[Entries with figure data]
☆ ☆ ☆ ☆ ☆ ☆ ☆

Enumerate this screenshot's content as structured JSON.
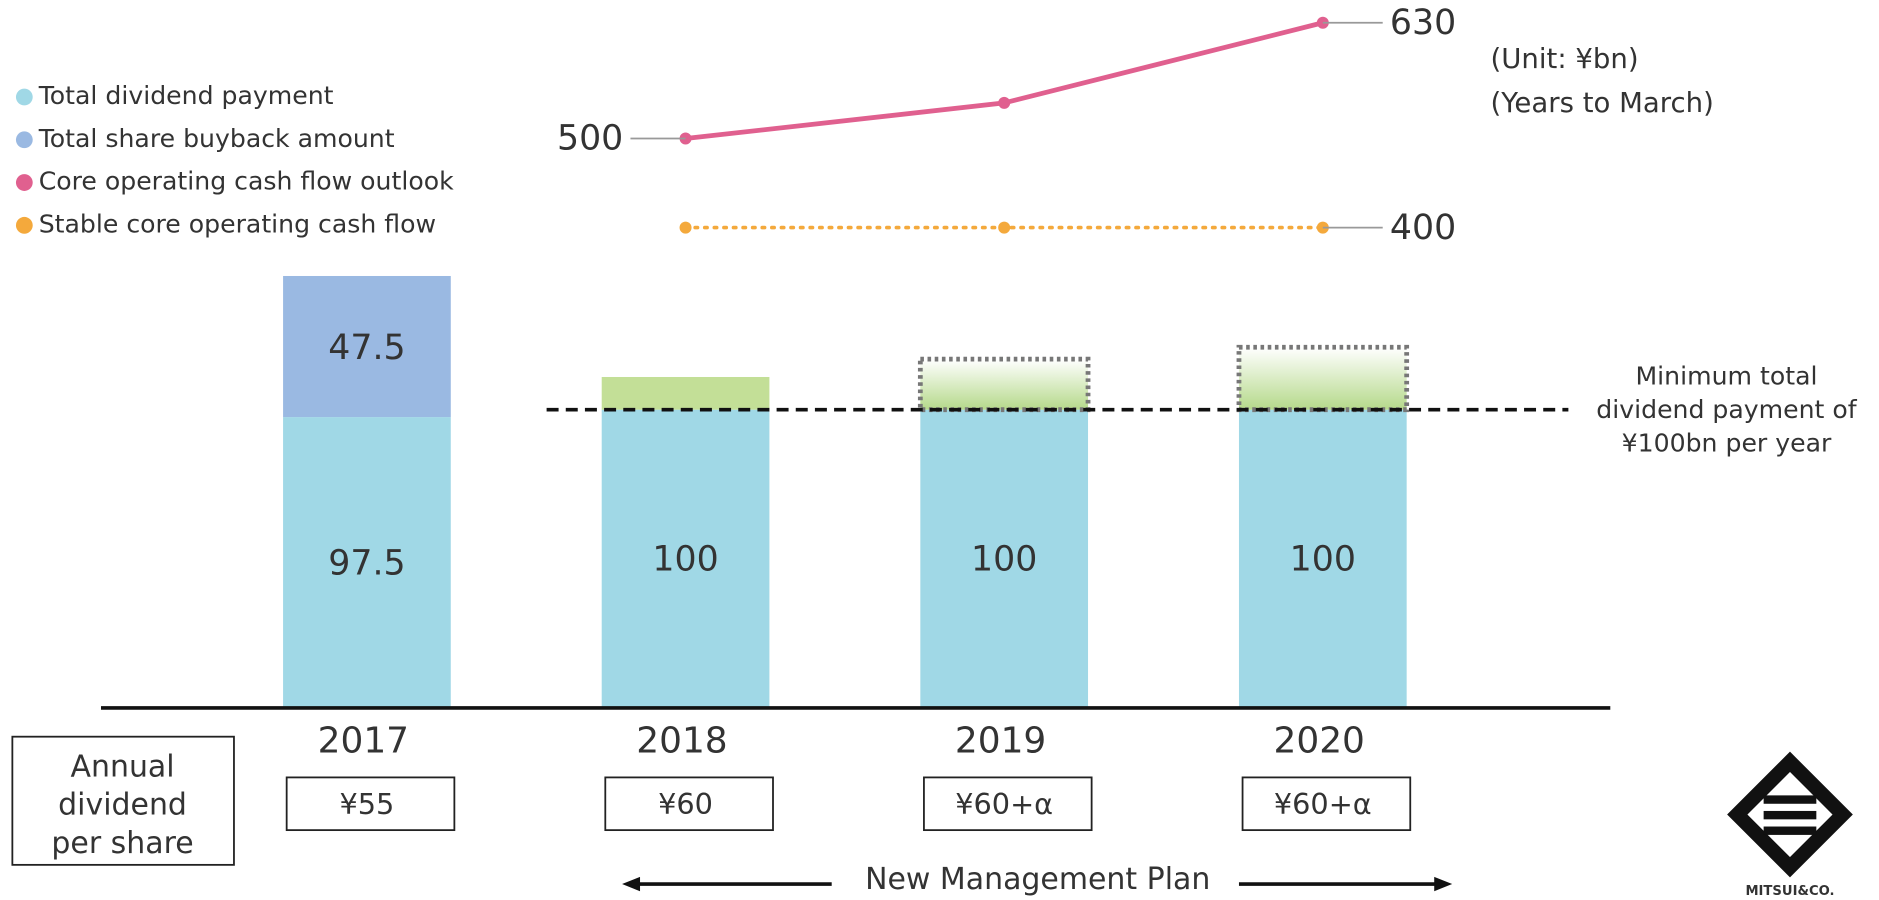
{
  "chart_data": {
    "type": "bar",
    "categories": [
      "2017",
      "2018",
      "2019",
      "2020"
    ],
    "ylim": [
      0,
      150
    ],
    "series": [
      {
        "name": "Total dividend payment",
        "color": "#a0d8e6",
        "values": [
          97.5,
          100,
          100,
          100
        ]
      },
      {
        "name": "Total share buyback amount",
        "color": "#9ab9e2",
        "values": [
          47.5,
          null,
          null,
          null
        ]
      },
      {
        "color": "#c3df97",
        "values": [
          null,
          11,
          17,
          21
        ],
        "dotted_outline": [
          false,
          false,
          true,
          true
        ]
      }
    ],
    "lines": {
      "type": "line",
      "y2lim": [
        400,
        630
      ],
      "series": [
        {
          "name": "Core operating cash flow outlook",
          "color": "#e0608f",
          "style": "solid",
          "values": [
            null,
            500,
            540,
            630
          ],
          "value_labels": [
            null,
            "500",
            null,
            "630"
          ]
        },
        {
          "name": "Stable core operating cash flow",
          "color": "#f4a93c",
          "style": "dotted",
          "values": [
            null,
            400,
            400,
            400
          ],
          "value_labels": [
            null,
            null,
            null,
            "400"
          ]
        }
      ]
    },
    "threshold": {
      "value": 100,
      "label": [
        "Minimum total",
        "dividend payment of",
        "¥100bn per year"
      ]
    },
    "notes": [
      "(Unit: ¥bn)",
      "(Years to March)"
    ],
    "per_share": {
      "label": [
        "Annual",
        "dividend",
        "per share"
      ],
      "values": [
        "¥55",
        "¥60",
        "¥60+α",
        "¥60+α"
      ]
    },
    "plan": "New Management Plan",
    "logo": "MITSUI&CO."
  }
}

☆ ☆ ☆ ☆ ☆ ☆ ☆

● DIRECTIONS: Retype each entry precisely. Skip images entirely.

● EXERCISE RESULT:
Enumerate this screenshot's content as structured JSON.
{
  "chart_data": {
    "type": "bar",
    "categories": [
      "2017",
      "2018",
      "2019",
      "2020"
    ],
    "ylim": [
      0,
      150
    ],
    "series": [
      {
        "name": "Total dividend payment",
        "color": "#a0d8e6",
        "values": [
          97.5,
          100,
          100,
          100
        ]
      },
      {
        "name": "Total share buyback amount",
        "color": "#9ab9e2",
        "values": [
          47.5,
          null,
          null,
          null
        ]
      },
      {
        "color": "#c3df97",
        "values": [
          null,
          11,
          17,
          21
        ],
        "dotted_outline": [
          false,
          false,
          true,
          true
        ]
      }
    ],
    "lines": {
      "type": "line",
      "y2lim": [
        400,
        630
      ],
      "series": [
        {
          "name": "Core operating cash flow outlook",
          "color": "#e0608f",
          "style": "solid",
          "values": [
            null,
            500,
            540,
            630
          ],
          "value_labels": [
            null,
            "500",
            null,
            "630"
          ]
        },
        {
          "name": "Stable core operating cash flow",
          "color": "#f4a93c",
          "style": "dotted",
          "values": [
            null,
            400,
            400,
            400
          ],
          "value_labels": [
            null,
            null,
            null,
            "400"
          ]
        }
      ]
    },
    "threshold": {
      "value": 100,
      "label": [
        "Minimum total",
        "dividend payment of",
        "¥100bn per year"
      ]
    },
    "notes": [
      "(Unit: ¥bn)",
      "(Years to March)"
    ],
    "per_share": {
      "label": [
        "Annual",
        "dividend",
        "per share"
      ],
      "values": [
        "¥55",
        "¥60",
        "¥60+α",
        "¥60+α"
      ]
    },
    "plan": "New Management Plan",
    "logo": "MITSUI&CO."
  }
}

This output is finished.